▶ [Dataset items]
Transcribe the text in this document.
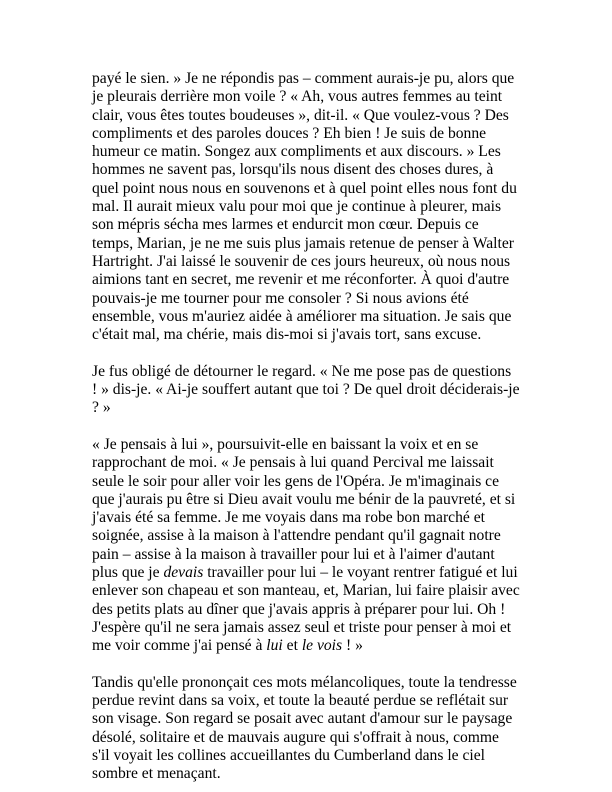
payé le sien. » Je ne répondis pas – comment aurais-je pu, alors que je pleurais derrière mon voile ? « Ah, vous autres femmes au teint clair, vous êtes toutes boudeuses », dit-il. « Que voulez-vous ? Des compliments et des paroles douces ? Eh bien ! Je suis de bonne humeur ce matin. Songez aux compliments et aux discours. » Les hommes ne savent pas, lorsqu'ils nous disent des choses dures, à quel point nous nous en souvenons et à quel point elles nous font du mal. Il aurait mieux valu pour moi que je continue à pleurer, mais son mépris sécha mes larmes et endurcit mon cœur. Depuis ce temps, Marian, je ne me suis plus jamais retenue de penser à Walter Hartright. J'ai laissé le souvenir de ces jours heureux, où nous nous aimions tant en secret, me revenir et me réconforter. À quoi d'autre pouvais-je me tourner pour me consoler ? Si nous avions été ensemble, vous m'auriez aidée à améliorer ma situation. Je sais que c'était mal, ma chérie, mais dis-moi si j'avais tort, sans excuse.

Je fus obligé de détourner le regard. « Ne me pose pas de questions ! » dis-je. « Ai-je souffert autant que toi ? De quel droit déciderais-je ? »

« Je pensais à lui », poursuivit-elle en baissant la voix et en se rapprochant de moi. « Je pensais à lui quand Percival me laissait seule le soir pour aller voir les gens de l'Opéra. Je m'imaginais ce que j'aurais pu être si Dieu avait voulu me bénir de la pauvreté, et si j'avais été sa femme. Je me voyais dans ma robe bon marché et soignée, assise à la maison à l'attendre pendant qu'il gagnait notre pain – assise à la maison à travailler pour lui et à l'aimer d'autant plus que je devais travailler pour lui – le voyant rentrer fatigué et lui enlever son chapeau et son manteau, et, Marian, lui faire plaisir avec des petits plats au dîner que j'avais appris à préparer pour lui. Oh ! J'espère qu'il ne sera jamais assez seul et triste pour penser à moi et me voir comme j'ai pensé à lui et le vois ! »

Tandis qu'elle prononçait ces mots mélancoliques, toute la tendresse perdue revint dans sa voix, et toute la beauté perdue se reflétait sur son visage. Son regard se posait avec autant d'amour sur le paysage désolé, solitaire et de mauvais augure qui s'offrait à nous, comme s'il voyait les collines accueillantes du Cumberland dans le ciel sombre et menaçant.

▶ [Problem statement] Copy the listing in full and without alteration, omitting every picture.

▶ [Output for this task]
Transcribe the text in this document.
payé le sien. » Je ne répondis pas – comment aurais-je pu, alors que je pleurais derrière mon voile ? « Ah, vous autres femmes au teint clair, vous êtes toutes boudeuses », dit-il. « Que voulez-vous ? Des compliments et des paroles douces ? Eh bien ! Je suis de bonne humeur ce matin. Songez aux compliments et aux discours. » Les hommes ne savent pas, lorsqu'ils nous disent des choses dures, à quel point nous nous en souvenons et à quel point elles nous font du mal. Il aurait mieux valu pour moi que je continue à pleurer, mais son mépris sécha mes larmes et endurcit mon cœur. Depuis ce temps, Marian, je ne me suis plus jamais retenue de penser à Walter Hartright. J'ai laissé le souvenir de ces jours heureux, où nous nous aimions tant en secret, me revenir et me réconforter. À quoi d'autre pouvais-je me tourner pour me consoler ? Si nous avions été ensemble, vous m'auriez aidée à améliorer ma situation. Je sais que c'était mal, ma chérie, mais dis-moi si j'avais tort, sans excuse.

Je fus obligé de détourner le regard. « Ne me pose pas de questions ! » dis-je. « Ai-je souffert autant que toi ? De quel droit déciderais-je ? »

« Je pensais à lui », poursuivit-elle en baissant la voix et en se rapprochant de moi. « Je pensais à lui quand Percival me laissait seule le soir pour aller voir les gens de l'Opéra. Je m'imaginais ce que j'aurais pu être si Dieu avait voulu me bénir de la pauvreté, et si j'avais été sa femme. Je me voyais dans ma robe bon marché et soignée, assise à la maison à l'attendre pendant qu'il gagnait notre pain – assise à la maison à travailler pour lui et à l'aimer d'autant plus que je devais travailler pour lui – le voyant rentrer fatigué et lui enlever son chapeau et son manteau, et, Marian, lui faire plaisir avec des petits plats au dîner que j'avais appris à préparer pour lui. Oh ! J'espère qu'il ne sera jamais assez seul et triste pour penser à moi et me voir comme j'ai pensé à lui et le vois ! »

Tandis qu'elle prononçait ces mots mélancoliques, toute la tendresse perdue revint dans sa voix, et toute la beauté perdue se reflétait sur son visage. Son regard se posait avec autant d'amour sur le paysage désolé, solitaire et de mauvais augure qui s'offrait à nous, comme s'il voyait les collines accueillantes du Cumberland dans le ciel sombre et menaçant.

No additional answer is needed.